### Brief
Render the material from its first line through the line containing "frequency-band-cell: GLONASS G2" as a JSON list of strings, with one string per line and blank lines omitted.
___ Material shown ___
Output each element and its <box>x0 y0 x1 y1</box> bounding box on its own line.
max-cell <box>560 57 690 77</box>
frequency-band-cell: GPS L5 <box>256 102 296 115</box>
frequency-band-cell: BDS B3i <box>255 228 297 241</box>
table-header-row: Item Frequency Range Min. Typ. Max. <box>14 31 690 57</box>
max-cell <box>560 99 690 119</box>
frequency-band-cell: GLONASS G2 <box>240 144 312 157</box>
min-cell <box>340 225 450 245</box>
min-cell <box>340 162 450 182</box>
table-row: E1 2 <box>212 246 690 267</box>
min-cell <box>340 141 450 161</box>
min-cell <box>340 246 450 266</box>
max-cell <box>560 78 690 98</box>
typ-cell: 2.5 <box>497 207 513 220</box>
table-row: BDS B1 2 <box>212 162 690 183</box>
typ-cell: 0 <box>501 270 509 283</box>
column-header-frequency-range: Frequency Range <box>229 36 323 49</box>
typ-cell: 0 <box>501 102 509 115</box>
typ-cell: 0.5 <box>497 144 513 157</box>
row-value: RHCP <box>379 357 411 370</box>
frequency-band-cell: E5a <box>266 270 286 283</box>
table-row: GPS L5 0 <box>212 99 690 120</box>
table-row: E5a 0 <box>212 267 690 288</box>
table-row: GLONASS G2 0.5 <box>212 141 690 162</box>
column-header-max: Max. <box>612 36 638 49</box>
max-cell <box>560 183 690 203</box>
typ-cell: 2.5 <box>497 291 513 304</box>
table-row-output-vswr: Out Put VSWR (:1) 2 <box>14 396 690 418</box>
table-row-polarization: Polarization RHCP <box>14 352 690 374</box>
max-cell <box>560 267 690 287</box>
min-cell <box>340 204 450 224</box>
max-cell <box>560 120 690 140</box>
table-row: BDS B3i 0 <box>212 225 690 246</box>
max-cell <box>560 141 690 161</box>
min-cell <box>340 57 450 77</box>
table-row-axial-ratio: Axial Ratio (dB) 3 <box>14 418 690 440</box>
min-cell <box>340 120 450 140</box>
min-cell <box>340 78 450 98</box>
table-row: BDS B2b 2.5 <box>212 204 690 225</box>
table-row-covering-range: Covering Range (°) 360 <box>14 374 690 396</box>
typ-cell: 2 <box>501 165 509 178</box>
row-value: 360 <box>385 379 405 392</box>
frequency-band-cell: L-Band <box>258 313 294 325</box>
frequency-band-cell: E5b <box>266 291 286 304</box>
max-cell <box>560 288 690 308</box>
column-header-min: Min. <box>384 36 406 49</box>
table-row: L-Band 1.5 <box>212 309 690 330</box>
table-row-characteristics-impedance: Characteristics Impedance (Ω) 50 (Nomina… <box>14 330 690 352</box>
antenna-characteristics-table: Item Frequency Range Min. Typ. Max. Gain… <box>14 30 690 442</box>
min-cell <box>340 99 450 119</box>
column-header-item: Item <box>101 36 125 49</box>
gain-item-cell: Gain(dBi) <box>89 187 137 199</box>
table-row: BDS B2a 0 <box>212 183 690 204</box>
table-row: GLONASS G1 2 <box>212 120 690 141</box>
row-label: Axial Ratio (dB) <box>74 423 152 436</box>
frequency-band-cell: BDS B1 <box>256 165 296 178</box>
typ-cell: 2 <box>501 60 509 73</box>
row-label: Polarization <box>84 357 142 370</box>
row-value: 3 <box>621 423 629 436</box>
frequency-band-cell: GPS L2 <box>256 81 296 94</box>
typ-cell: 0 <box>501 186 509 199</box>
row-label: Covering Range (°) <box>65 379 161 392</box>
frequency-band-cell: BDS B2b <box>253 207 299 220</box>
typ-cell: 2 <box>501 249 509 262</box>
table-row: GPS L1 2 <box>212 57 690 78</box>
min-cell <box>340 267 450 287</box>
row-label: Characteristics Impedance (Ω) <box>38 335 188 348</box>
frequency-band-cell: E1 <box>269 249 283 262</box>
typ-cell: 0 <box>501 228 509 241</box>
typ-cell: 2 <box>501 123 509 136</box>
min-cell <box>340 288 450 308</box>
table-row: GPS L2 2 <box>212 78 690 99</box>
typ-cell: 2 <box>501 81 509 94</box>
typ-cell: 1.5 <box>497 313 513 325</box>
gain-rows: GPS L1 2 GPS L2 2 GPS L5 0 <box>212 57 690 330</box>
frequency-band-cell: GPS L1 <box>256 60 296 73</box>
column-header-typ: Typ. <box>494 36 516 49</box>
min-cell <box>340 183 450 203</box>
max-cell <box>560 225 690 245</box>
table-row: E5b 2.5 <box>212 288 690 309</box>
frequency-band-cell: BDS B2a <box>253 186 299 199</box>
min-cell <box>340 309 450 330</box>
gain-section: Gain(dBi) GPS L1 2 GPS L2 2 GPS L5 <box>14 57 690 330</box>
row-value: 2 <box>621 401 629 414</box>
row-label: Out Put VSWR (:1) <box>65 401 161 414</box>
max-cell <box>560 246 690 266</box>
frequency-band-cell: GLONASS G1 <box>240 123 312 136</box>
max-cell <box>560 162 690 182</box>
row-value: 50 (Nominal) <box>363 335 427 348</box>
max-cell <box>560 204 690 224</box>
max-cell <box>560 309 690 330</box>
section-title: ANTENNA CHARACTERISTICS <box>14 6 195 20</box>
___
### Response to the task
[
  "Output each element and its <box>x0 y0 x1 y1</box> bounding box on its own line.",
  "max-cell <box>560 57 690 77</box>",
  "frequency-band-cell: GPS L5 <box>256 102 296 115</box>",
  "frequency-band-cell: BDS B3i <box>255 228 297 241</box>",
  "table-header-row: Item Frequency Range Min. Typ. Max. <box>14 31 690 57</box>",
  "max-cell <box>560 99 690 119</box>",
  "frequency-band-cell: GLONASS G2 <box>240 144 312 157</box>"
]